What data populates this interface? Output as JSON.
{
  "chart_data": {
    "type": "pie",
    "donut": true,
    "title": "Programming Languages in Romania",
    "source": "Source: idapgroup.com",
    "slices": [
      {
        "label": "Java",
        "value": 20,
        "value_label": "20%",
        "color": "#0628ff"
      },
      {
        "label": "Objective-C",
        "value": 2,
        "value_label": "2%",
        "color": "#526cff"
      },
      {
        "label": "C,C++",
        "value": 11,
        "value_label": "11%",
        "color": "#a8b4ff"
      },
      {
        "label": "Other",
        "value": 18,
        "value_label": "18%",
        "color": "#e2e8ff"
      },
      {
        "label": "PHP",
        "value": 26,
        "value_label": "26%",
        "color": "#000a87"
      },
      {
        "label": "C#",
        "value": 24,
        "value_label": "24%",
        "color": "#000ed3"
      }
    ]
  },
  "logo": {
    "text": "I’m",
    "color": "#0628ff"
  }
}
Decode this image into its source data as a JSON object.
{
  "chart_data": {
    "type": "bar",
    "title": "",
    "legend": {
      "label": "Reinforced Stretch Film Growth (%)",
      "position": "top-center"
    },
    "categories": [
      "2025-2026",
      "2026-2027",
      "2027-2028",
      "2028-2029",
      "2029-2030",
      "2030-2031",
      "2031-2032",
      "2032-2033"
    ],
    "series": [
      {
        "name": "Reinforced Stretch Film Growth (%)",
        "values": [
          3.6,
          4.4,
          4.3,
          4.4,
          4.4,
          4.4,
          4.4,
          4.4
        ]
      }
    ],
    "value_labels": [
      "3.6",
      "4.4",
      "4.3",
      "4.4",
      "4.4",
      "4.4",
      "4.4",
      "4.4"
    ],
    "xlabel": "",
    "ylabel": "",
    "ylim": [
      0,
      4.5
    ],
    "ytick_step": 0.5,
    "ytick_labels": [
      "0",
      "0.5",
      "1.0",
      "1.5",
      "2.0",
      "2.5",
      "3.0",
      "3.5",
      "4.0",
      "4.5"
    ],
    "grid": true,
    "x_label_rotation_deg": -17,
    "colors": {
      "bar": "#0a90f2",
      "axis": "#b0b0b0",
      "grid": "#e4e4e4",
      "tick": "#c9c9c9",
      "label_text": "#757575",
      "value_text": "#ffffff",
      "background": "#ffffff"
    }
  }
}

◆ GOAL OF THE EXERCISE
Pick out lines containing the word "Growth", each one as written.

◆ CORRECT RESULT
      "label": "Reinforced Stretch Film Growth (%)",
        "name": "Reinforced Stretch Film Growth (%)",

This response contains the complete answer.